Records from a collection >>
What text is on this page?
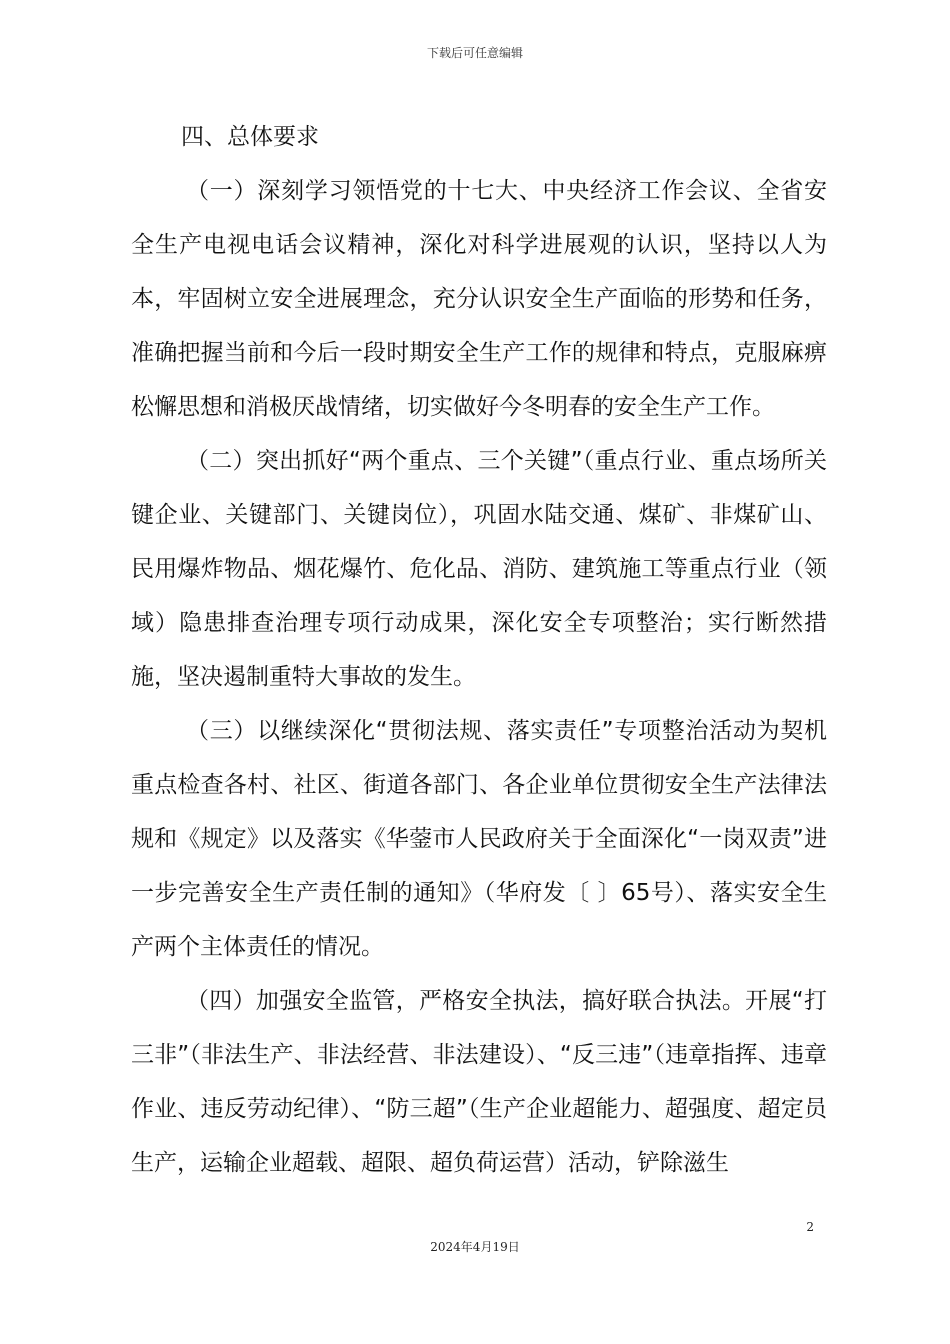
下载后可任意编辑
四、总体要求

（一）深刻学习领悟党的十七大、中央经济工作会议、全省安全生产电视电话会议精神，深化对科学进展观的认识，坚持以人为本，牢固树立安全进展理念，充分认识安全生产面临的形势和任务，准确把握当前和今后一段时期安全生产工作的规律和特点，克服麻痹松懈思想和消极厌战情绪，切实做好今冬明春的安全生产工作。

（二）突出抓好“两个重点、三个关键”（重点行业、重点场所关键企业、关键部门、关键岗位），巩固水陆交通、煤矿、非煤矿山、民用爆炸物品、烟花爆竹、危化品、消防、建筑施工等重点行业（领域）隐患排查治理专项行动成果，深化安全专项整治；实行断然措施，坚决遏制重特大事故的发生。

（三）以继续深化“贯彻法规、落实责任”专项整治活动为契机重点检查各村、社区、街道各部门、各企业单位贯彻安全生产法律法规和《规定》以及落实《华蓥市人民政府关于全面深化“一岗双责”进一步完善安全生产责任制的通知》（华府发〔 〕65号）、落实安全生产两个主体责任的情况。

（四）加强安全监管，严格安全执法，搞好联合执法。开展“打三非”（非法生产、非法经营、非法建设）、“反三违”（违章指挥、违章作业、违反劳动纪律）、“防三超”（生产企业超能力、超强度、超定员生产，运输企业超载、超限、超负荷运营）活动，铲除滋生

2
2024年4月19日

Requirements >> Copy the material shown above in full and exactly. Skip the pictures.

Solution to this problem >>
What text is on this page?
下载后可任意编辑
四、总体要求

（一）深刻学习领悟党的十七大、中央经济工作会议、全省安全生产电视电话会议精神，深化对科学进展观的认识，坚持以人为本，牢固树立安全进展理念，充分认识安全生产面临的形势和任务，准确把握当前和今后一段时期安全生产工作的规律和特点，克服麻痹松懈思想和消极厌战情绪，切实做好今冬明春的安全生产工作。

（二）突出抓好“两个重点、三个关键”（重点行业、重点场所关键企业、关键部门、关键岗位），巩固水陆交通、煤矿、非煤矿山、民用爆炸物品、烟花爆竹、危化品、消防、建筑施工等重点行业（领域）隐患排查治理专项行动成果，深化安全专项整治；实行断然措施，坚决遏制重特大事故的发生。

（三）以继续深化“贯彻法规、落实责任”专项整治活动为契机重点检查各村、社区、街道各部门、各企业单位贯彻安全生产法律法规和《规定》以及落实《华蓥市人民政府关于全面深化“一岗双责”进一步完善安全生产责任制的通知》（华府发〔 〕65号）、落实安全生产两个主体责任的情况。

（四）加强安全监管，严格安全执法，搞好联合执法。开展“打三非”（非法生产、非法经营、非法建设）、“反三违”（违章指挥、违章作业、违反劳动纪律）、“防三超”（生产企业超能力、超强度、超定员生产，运输企业超载、超限、超负荷运营）活动，铲除滋生

2
2024年4月19日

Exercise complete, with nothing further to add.